- [REQUIREMENTS]
Work through the entries below and report how many lines include "corrections". The number alone is the answer.

- [ENTRIES]

☆ ☆ ☆ ☆ ☆

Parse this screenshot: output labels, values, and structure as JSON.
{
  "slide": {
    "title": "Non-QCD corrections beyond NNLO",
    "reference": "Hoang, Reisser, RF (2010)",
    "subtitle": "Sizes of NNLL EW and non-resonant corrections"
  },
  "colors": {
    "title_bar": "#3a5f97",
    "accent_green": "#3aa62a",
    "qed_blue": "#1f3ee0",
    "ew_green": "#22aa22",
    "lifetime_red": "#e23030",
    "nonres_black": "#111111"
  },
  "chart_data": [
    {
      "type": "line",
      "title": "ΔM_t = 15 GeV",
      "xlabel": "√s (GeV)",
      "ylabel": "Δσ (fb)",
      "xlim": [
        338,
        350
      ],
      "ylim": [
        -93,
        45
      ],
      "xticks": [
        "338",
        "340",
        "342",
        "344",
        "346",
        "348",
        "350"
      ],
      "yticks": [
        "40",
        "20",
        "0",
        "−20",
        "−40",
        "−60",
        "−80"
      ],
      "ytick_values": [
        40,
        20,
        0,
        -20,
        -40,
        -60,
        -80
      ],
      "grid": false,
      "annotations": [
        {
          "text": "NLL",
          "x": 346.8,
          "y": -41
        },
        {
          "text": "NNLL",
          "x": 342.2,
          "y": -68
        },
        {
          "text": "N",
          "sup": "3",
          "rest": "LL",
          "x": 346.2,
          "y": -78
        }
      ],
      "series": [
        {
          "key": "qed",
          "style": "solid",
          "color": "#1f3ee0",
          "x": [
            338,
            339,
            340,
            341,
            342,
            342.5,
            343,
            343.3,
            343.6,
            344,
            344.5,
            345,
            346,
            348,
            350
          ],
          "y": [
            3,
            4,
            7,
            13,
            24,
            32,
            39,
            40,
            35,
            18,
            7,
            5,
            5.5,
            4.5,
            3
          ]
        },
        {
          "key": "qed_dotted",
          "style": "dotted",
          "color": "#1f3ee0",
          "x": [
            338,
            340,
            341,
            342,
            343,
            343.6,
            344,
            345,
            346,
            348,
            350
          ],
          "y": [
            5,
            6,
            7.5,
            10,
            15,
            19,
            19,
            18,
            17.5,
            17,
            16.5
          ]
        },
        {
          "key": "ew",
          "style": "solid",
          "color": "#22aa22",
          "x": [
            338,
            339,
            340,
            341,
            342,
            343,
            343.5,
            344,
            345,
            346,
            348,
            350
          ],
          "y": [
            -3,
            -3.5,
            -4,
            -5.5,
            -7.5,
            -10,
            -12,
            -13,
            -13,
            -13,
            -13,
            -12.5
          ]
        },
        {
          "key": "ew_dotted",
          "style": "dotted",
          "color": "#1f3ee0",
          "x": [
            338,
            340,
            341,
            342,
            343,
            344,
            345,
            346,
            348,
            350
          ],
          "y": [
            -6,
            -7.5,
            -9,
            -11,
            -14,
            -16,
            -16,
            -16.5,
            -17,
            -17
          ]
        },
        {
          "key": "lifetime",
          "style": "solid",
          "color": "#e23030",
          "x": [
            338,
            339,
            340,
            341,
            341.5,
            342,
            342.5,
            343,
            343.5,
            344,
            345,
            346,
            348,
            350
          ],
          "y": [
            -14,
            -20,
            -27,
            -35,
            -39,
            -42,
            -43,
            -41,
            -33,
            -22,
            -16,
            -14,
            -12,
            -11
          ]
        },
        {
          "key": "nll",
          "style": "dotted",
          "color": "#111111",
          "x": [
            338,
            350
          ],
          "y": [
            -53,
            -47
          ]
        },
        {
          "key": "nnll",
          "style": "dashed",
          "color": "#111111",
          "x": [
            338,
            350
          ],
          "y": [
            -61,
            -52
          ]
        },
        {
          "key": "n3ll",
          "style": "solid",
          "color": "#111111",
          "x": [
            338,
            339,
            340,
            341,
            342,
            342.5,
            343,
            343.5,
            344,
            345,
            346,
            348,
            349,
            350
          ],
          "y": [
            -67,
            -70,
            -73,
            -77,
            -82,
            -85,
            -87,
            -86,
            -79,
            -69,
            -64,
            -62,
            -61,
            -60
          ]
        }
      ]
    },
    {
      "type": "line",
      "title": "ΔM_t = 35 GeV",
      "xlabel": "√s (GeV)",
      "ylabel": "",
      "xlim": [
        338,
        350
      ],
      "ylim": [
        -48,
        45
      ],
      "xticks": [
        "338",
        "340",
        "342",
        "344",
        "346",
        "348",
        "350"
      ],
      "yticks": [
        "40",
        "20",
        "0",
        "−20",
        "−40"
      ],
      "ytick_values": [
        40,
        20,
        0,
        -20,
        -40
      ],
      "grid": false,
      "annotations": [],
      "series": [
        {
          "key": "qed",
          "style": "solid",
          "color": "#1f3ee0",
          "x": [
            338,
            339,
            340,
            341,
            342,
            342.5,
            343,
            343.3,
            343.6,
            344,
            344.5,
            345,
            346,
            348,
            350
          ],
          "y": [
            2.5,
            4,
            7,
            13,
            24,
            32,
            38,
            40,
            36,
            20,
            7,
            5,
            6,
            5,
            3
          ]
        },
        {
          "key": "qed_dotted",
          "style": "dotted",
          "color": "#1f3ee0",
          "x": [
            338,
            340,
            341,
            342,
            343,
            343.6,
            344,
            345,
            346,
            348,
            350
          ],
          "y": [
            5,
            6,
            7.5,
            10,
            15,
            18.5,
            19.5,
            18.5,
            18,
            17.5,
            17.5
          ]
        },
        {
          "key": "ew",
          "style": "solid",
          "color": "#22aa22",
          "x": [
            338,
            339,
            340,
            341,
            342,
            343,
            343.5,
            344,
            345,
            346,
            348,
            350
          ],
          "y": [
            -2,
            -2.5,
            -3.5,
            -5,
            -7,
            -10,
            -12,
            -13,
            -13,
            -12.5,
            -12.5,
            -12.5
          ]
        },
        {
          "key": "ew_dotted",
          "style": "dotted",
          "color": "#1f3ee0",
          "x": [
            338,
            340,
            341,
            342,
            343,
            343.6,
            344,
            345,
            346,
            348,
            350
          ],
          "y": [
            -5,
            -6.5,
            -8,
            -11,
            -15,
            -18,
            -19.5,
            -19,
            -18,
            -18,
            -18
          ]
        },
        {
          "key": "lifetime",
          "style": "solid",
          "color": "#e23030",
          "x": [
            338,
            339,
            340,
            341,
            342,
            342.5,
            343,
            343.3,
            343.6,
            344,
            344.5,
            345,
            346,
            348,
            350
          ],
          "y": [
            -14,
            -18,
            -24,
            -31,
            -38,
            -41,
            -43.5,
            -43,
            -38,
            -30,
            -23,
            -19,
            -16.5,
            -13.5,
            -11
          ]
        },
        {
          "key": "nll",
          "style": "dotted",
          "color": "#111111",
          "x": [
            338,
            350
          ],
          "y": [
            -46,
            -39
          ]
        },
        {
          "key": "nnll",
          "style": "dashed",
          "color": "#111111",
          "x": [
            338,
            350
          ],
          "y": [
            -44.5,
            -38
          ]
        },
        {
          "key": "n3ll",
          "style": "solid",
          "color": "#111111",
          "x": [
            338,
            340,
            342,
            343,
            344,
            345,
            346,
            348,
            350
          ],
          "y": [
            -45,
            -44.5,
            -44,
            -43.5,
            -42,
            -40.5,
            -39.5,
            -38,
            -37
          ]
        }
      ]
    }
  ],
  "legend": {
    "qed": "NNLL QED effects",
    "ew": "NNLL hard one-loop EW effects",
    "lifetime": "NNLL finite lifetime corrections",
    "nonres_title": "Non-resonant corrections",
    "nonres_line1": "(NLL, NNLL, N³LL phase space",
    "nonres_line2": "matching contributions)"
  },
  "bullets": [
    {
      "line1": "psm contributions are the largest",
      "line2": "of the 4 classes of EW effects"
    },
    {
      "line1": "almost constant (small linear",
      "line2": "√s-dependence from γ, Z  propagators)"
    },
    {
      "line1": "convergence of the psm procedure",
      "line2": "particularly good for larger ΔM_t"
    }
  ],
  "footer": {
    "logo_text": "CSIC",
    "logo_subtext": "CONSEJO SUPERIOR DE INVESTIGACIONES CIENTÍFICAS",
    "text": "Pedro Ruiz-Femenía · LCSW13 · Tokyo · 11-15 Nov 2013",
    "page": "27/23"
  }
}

☆ ☆ ☆ ☆ ☆

- [RESULT]
4